## WRITTEN TASK
Search the material and gather each line with "name" in it.

## DATASET RECORDS

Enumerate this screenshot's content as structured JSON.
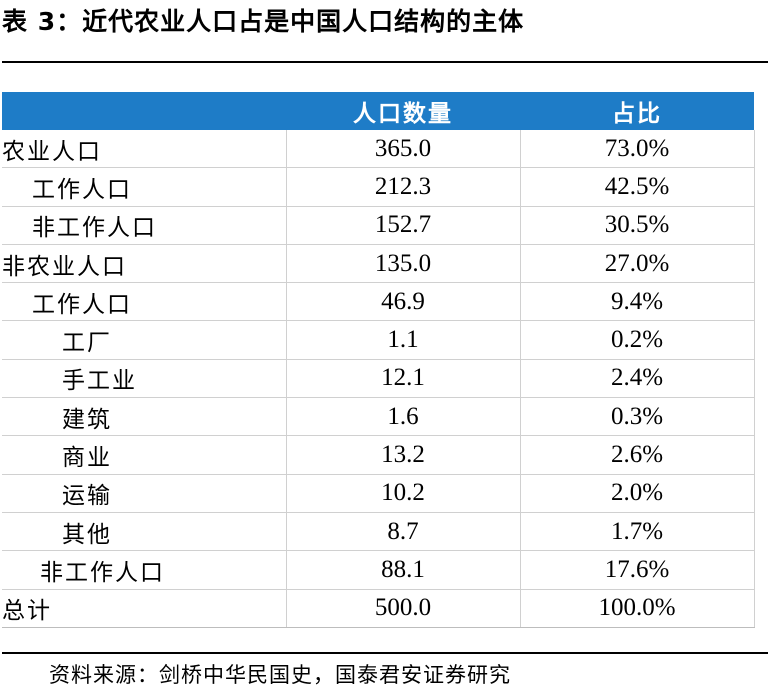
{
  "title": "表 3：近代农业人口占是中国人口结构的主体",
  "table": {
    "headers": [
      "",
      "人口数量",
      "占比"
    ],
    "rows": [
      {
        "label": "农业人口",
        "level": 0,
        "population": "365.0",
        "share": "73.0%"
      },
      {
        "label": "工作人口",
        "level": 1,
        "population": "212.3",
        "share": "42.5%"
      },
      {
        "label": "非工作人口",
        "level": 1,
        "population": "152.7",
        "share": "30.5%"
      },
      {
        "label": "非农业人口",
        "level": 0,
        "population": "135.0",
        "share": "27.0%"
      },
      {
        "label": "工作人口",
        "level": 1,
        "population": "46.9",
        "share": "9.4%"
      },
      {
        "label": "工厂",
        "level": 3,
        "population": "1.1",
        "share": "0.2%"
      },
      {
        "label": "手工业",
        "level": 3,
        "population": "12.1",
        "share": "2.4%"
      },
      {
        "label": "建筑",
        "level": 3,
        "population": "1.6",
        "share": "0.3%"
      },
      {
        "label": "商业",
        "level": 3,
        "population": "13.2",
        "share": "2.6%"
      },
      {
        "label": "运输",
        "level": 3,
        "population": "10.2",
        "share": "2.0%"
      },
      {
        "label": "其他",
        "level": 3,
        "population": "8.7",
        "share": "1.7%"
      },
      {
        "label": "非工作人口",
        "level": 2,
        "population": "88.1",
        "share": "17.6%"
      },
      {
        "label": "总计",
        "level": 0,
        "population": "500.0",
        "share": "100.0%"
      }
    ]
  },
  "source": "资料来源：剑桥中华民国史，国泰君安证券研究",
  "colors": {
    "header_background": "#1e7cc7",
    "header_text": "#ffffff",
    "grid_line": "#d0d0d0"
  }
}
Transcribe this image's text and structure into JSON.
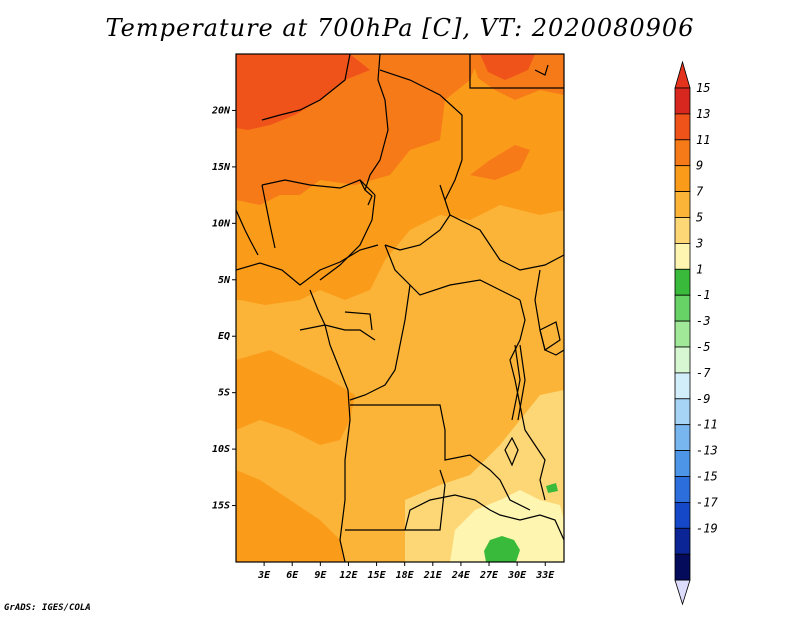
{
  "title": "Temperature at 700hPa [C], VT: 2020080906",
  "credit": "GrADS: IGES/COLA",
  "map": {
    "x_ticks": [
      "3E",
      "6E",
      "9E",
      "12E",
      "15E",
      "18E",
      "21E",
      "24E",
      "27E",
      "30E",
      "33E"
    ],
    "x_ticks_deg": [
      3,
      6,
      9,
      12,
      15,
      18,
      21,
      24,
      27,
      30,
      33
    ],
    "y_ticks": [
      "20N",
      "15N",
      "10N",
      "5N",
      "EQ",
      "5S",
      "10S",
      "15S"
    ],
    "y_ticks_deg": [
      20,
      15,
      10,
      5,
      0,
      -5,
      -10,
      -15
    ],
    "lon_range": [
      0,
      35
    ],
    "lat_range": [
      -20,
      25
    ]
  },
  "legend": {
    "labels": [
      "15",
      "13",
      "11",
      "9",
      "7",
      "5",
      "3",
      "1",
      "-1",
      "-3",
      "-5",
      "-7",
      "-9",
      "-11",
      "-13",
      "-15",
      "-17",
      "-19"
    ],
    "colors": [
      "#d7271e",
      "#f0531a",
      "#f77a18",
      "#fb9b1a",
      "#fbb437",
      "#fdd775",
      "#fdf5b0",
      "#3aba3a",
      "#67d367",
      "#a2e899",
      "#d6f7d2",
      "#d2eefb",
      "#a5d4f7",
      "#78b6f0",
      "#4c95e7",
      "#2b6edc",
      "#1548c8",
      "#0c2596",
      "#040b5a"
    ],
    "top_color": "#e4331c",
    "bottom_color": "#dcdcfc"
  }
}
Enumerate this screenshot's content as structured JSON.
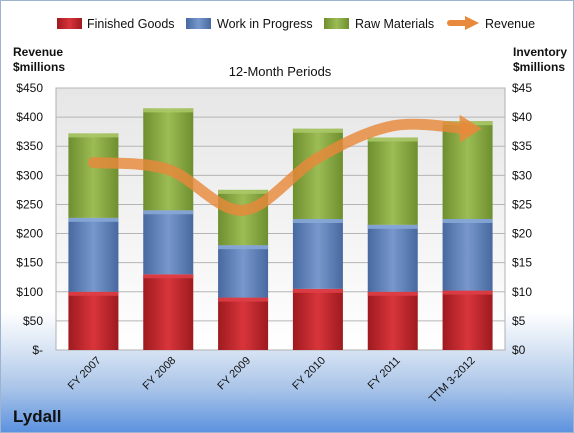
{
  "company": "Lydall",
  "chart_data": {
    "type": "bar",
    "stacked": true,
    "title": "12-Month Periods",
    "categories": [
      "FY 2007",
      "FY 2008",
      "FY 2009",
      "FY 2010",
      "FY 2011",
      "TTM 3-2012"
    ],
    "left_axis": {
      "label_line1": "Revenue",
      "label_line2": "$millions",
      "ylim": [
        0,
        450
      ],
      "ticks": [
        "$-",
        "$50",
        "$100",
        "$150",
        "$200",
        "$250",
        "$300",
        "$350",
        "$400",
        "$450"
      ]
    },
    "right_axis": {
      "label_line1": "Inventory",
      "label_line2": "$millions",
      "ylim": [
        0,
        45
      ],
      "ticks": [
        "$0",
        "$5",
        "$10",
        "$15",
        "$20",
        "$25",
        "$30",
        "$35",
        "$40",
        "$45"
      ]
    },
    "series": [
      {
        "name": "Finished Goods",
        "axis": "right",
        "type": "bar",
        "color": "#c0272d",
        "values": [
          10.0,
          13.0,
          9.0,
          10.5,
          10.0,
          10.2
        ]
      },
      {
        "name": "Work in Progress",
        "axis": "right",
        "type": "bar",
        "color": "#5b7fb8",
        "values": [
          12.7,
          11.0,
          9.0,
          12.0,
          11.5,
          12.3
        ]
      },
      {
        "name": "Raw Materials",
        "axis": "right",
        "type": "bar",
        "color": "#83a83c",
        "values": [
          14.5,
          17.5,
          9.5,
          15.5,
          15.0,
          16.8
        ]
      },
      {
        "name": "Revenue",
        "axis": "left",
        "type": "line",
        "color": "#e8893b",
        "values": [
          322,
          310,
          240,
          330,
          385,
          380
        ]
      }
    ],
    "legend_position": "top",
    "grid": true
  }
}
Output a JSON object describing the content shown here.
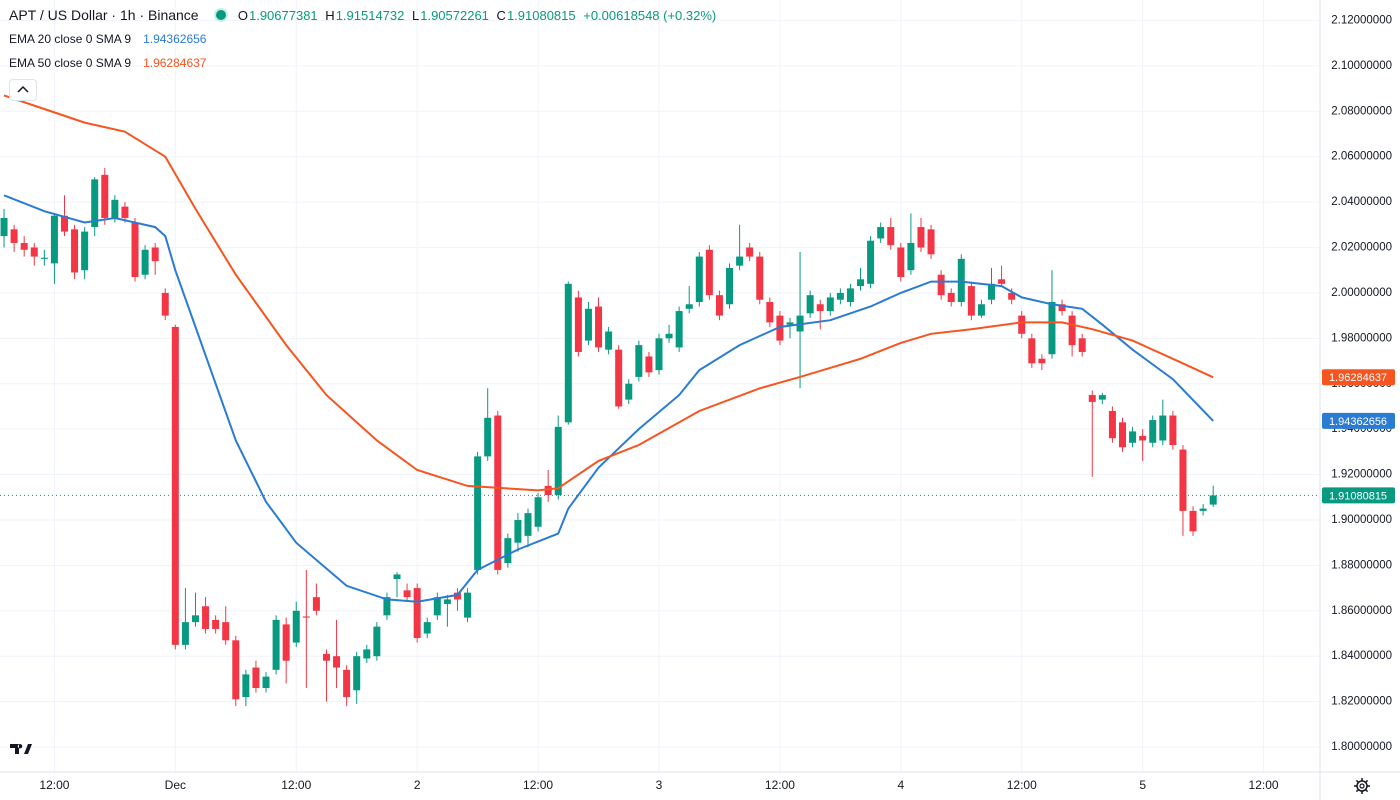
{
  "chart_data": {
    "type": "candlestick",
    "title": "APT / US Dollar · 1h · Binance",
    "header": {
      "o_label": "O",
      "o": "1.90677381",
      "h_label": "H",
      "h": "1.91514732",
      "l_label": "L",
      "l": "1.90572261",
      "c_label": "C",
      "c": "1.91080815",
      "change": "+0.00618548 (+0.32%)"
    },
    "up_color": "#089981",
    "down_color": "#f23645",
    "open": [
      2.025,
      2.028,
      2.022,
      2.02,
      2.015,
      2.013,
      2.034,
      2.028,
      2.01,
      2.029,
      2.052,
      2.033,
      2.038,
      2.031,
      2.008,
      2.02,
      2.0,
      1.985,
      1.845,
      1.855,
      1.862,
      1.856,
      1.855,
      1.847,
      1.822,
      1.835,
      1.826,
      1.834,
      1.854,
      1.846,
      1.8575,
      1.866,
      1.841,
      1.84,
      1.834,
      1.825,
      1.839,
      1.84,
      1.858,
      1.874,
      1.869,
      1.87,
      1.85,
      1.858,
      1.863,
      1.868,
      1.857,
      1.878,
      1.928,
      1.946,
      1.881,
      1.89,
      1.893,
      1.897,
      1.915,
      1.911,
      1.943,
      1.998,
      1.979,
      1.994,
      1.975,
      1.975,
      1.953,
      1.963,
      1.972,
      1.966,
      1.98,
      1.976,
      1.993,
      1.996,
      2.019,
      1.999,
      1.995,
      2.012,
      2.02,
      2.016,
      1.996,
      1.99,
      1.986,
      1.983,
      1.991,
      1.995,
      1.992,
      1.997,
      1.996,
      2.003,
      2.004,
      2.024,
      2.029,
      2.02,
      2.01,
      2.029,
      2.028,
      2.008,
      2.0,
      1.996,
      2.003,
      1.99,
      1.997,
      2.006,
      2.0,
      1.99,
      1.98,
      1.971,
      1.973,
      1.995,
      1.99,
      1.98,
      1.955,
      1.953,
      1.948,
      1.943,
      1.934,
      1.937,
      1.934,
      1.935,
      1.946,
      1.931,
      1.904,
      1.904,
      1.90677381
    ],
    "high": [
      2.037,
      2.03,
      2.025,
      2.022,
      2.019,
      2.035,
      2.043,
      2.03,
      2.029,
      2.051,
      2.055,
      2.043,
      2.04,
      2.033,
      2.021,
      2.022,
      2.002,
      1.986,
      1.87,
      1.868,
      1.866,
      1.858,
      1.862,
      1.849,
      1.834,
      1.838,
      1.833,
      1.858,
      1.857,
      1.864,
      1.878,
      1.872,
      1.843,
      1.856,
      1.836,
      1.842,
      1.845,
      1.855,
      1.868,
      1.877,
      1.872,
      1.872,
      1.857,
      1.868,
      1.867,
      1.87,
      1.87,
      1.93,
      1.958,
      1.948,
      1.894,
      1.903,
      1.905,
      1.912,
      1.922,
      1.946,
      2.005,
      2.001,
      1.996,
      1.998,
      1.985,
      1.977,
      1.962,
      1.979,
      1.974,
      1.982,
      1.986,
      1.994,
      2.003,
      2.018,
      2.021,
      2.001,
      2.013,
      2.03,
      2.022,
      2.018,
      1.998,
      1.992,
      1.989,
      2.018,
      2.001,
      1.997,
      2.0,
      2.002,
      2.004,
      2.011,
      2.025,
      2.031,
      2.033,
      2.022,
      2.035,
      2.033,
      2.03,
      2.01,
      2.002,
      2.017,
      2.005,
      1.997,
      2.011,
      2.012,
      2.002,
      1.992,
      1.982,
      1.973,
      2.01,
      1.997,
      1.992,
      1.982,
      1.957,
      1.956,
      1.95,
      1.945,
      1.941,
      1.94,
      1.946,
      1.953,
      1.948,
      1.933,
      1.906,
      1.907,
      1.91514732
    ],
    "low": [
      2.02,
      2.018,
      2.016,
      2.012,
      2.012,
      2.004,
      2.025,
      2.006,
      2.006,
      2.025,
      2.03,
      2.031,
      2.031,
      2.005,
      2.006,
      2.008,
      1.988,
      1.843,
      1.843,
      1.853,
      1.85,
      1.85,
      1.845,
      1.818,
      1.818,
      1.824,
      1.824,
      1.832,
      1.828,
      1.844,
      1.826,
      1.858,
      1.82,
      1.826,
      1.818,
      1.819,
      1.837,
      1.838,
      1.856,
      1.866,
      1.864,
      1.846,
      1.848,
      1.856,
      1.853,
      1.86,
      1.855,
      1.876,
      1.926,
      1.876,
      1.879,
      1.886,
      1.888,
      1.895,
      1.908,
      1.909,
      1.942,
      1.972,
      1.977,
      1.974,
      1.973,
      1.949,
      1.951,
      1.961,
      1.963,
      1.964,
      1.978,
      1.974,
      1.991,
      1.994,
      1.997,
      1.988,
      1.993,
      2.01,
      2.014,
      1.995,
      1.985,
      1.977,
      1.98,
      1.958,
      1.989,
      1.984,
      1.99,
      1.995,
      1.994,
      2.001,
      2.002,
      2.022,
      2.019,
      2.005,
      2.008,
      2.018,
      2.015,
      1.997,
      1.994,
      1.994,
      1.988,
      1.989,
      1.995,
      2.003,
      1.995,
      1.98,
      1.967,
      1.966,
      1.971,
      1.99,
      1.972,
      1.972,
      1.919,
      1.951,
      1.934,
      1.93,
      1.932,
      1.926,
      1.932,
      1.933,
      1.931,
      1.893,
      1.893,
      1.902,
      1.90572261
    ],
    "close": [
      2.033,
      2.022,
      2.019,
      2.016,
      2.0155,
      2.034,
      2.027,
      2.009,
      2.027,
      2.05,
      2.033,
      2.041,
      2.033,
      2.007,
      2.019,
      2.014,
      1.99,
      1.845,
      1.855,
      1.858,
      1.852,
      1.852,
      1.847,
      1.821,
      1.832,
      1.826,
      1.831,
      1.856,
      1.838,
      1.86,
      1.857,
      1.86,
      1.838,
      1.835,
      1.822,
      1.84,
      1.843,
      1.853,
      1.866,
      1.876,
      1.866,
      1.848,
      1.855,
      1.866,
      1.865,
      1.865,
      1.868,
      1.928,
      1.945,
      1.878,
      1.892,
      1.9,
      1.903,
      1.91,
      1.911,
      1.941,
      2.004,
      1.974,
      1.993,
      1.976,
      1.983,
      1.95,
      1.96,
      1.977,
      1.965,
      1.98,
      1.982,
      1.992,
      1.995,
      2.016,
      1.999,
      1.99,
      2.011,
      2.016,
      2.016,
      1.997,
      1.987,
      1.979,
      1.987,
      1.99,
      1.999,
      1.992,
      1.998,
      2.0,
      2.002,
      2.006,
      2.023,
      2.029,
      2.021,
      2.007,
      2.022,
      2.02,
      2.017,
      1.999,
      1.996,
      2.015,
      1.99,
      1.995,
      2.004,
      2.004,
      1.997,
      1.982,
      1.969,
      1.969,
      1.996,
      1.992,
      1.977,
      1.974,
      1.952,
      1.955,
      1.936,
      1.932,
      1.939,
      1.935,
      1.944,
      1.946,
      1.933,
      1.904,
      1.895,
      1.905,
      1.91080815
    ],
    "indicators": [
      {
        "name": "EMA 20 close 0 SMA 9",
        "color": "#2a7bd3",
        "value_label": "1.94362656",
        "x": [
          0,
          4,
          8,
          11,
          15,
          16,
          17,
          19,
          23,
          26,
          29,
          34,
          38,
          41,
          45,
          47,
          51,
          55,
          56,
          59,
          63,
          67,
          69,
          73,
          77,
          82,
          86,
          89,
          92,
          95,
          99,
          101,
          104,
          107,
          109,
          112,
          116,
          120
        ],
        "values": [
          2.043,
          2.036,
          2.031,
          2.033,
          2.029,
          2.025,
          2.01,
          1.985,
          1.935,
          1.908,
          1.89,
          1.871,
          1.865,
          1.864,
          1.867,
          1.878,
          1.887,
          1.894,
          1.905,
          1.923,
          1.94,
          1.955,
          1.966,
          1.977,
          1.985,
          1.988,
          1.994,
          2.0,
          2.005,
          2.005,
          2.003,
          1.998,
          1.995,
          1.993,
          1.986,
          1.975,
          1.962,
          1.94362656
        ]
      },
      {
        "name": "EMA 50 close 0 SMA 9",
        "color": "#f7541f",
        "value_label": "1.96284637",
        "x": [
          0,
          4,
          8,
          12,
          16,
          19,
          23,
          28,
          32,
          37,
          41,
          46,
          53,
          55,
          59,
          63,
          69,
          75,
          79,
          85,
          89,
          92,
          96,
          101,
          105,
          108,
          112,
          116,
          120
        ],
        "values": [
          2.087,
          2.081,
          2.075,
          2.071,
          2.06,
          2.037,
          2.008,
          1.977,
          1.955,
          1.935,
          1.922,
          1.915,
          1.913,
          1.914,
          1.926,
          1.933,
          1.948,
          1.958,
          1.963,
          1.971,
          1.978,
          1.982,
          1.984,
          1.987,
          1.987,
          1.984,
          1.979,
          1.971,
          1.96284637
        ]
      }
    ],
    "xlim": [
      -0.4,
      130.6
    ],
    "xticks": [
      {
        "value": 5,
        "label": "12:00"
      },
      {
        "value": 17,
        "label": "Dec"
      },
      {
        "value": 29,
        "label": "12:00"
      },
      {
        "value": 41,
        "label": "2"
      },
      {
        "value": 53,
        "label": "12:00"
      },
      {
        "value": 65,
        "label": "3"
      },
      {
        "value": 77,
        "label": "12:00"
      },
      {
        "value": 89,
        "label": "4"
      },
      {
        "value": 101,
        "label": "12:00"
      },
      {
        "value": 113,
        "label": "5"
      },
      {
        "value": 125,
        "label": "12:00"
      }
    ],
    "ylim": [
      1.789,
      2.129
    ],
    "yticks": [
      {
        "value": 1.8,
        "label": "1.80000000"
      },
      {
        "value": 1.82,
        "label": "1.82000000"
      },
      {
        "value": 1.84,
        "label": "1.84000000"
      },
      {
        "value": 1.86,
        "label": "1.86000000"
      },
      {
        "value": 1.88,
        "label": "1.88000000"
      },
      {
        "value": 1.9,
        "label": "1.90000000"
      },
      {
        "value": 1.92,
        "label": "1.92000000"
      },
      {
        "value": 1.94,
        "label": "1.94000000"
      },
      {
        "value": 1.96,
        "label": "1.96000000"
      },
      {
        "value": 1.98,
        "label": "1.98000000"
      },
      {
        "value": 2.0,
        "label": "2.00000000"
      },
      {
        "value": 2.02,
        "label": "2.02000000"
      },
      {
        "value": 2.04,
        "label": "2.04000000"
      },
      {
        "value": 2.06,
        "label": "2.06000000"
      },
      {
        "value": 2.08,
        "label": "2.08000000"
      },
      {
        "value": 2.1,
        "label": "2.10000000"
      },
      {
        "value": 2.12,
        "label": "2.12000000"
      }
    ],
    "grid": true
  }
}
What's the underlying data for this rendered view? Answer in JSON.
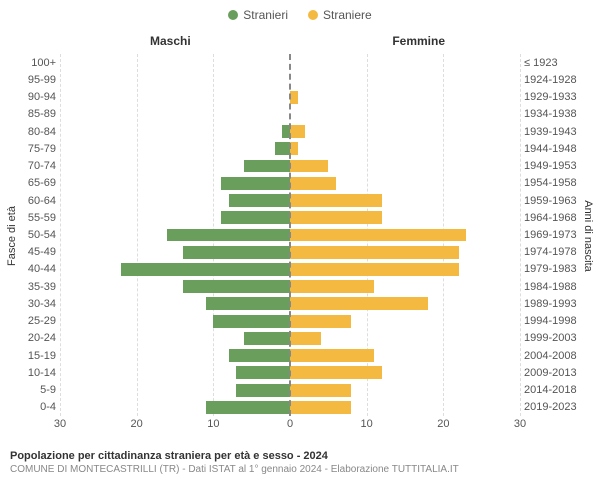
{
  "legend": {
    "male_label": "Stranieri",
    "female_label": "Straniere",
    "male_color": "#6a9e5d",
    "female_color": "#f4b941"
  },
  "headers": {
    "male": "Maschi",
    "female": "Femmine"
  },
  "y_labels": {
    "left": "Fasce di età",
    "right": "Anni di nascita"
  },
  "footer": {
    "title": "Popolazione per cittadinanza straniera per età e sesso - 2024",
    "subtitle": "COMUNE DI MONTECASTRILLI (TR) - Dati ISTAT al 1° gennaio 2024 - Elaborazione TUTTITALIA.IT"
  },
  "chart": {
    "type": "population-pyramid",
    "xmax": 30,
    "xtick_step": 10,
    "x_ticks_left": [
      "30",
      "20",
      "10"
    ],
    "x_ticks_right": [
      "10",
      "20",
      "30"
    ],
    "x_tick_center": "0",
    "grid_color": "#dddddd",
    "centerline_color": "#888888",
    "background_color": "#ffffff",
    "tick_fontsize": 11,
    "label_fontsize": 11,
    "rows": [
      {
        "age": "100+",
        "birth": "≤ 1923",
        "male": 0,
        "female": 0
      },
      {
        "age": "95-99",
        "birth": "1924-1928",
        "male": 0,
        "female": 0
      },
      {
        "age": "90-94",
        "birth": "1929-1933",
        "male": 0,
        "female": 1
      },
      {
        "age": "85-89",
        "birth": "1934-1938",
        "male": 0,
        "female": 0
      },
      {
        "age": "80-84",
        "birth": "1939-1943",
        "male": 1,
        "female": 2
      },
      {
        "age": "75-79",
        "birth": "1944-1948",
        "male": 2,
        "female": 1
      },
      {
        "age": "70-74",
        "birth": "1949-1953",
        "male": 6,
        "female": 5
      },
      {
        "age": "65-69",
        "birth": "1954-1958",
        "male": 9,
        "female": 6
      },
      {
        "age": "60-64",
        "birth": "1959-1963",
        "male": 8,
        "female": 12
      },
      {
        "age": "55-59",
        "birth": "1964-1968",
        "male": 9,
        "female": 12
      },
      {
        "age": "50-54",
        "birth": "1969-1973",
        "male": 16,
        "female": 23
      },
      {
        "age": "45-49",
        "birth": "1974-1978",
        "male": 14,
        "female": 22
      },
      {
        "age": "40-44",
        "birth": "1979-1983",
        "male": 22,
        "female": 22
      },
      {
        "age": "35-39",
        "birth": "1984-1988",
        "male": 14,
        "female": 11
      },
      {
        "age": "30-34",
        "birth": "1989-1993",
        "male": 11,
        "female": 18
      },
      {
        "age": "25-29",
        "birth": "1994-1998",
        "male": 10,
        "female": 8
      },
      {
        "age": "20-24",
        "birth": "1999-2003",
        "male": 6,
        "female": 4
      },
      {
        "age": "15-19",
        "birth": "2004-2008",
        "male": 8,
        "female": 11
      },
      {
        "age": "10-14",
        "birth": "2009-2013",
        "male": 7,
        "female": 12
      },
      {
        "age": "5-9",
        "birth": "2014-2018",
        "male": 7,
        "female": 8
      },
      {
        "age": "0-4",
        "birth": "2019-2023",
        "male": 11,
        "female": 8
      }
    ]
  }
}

## ANSWER TO THIS PROBLEM
        "name": "Finished Goods",
        "name": "Work in Progress",
        "name": "Raw Materials",
        "name": "Revenue",
        "name": "EMA 20 close 0 SMA 9",
        "name": "EMA 50 close 0 SMA 9",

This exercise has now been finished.